● Exercise instructions:
Pick every line from the data that holds the word "content".

● Extracted material:
- - - - -

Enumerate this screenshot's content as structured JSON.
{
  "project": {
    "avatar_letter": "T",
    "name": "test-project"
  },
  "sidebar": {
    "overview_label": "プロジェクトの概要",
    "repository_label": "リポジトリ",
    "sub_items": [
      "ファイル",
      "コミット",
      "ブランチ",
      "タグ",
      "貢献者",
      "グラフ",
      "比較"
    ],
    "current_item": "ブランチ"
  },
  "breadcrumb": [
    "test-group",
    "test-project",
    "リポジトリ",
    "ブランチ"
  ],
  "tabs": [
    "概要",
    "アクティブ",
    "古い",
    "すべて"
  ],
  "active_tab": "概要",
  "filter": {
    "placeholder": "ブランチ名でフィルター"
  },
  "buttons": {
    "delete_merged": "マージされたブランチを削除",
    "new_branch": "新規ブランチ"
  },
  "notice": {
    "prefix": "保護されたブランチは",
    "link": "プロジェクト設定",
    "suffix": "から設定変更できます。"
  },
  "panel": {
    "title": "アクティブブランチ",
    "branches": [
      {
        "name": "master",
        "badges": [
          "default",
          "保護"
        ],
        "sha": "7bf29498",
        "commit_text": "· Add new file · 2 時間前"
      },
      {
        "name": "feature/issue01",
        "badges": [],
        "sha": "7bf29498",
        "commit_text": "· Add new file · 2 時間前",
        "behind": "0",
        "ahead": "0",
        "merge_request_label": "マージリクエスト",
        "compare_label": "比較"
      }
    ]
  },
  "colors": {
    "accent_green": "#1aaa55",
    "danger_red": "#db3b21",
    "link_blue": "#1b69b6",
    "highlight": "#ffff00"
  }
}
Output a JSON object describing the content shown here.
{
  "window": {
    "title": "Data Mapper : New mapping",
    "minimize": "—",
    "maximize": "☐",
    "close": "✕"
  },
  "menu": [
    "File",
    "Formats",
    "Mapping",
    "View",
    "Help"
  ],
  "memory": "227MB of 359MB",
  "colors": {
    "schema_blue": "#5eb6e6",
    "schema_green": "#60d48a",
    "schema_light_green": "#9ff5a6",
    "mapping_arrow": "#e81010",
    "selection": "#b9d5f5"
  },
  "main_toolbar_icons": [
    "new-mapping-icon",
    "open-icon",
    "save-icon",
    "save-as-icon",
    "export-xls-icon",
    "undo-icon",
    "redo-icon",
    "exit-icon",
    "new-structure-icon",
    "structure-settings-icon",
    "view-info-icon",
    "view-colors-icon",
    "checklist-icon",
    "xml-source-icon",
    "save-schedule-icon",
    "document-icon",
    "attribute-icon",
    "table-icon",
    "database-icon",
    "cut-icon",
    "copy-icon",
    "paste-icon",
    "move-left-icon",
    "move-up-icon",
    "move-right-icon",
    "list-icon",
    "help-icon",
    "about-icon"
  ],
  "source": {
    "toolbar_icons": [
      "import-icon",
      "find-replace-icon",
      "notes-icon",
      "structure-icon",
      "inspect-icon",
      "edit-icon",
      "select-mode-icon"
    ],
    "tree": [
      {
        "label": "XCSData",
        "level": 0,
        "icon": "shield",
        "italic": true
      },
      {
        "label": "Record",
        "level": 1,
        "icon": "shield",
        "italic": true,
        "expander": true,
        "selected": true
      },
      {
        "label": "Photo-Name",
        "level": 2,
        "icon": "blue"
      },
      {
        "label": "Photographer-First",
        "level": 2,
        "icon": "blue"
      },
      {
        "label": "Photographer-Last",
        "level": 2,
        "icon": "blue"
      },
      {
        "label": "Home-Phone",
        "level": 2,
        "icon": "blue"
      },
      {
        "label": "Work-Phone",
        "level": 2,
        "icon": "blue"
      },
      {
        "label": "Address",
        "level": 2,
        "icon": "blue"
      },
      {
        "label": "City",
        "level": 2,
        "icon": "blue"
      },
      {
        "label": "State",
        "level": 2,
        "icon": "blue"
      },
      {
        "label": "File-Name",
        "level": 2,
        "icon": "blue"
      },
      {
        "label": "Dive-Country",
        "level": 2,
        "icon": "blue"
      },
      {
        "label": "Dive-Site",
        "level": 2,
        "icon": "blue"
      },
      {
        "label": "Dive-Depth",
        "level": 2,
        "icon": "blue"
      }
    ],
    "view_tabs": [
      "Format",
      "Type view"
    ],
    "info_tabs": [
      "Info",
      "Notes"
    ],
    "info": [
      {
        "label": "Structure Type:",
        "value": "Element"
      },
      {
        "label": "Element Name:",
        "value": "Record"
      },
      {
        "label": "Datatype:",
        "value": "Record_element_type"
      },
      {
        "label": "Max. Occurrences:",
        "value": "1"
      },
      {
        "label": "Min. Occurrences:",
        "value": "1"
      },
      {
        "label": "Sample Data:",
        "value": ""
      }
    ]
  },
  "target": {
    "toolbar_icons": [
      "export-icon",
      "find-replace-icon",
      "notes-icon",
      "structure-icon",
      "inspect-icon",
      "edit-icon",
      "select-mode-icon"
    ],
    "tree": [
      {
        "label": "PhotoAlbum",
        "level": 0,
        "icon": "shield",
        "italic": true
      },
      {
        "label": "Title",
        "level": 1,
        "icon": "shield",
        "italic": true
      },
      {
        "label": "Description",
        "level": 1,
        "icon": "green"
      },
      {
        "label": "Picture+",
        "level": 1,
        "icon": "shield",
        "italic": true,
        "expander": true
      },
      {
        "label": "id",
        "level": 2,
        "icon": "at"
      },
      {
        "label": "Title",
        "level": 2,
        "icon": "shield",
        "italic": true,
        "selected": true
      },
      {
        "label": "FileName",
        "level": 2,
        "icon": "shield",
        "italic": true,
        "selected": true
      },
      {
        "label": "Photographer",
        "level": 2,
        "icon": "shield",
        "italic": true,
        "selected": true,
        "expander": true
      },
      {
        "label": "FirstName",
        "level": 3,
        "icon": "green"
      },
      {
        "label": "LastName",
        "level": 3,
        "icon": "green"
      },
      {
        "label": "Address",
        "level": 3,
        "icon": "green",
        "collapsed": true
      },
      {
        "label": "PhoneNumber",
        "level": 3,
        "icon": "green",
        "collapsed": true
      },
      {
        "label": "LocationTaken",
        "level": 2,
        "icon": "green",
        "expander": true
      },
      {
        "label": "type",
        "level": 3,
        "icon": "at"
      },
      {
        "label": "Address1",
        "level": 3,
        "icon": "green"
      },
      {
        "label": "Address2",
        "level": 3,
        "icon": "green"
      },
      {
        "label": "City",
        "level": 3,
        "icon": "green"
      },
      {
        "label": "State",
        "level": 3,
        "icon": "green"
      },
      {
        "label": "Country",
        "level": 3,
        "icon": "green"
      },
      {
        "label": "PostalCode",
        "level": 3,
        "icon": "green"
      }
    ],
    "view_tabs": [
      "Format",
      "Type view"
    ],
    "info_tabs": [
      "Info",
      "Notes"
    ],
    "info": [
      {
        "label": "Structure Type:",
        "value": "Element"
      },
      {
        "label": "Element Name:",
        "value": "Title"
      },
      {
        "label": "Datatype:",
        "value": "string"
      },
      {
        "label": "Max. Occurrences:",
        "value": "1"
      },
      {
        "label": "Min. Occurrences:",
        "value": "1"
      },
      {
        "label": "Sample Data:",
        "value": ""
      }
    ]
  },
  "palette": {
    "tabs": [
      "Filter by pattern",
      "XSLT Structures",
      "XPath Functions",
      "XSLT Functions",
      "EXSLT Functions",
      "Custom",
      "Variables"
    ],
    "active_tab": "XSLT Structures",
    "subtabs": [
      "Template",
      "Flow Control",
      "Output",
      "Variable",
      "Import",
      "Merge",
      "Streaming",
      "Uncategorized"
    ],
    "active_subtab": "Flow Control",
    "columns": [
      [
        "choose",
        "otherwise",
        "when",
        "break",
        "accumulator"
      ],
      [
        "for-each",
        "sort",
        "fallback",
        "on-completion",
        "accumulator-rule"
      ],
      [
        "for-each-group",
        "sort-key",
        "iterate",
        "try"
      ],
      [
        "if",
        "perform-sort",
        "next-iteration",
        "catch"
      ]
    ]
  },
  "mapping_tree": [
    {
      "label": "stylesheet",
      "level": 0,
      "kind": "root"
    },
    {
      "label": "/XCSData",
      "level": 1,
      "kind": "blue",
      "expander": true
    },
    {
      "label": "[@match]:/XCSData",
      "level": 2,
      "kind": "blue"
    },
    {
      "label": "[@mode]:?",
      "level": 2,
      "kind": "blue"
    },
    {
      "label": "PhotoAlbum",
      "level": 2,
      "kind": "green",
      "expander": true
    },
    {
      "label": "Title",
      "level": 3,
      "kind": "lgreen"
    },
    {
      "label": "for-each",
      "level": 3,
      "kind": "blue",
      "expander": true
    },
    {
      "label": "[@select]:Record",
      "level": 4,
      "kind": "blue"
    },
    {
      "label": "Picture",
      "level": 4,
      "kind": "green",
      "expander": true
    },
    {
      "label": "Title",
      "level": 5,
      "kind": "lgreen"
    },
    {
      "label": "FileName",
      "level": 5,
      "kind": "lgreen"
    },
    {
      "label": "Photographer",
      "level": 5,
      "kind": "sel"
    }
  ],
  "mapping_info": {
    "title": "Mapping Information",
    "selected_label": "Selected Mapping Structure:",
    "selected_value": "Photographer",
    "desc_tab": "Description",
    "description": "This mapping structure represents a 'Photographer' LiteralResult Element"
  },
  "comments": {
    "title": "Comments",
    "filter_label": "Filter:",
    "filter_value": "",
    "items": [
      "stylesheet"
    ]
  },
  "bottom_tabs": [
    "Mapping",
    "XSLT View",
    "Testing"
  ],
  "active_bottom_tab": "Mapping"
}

- - - - -

● Written answer:
Enumerate this screenshot's content as structured JSON.
Output a JSON object describing the content shown here.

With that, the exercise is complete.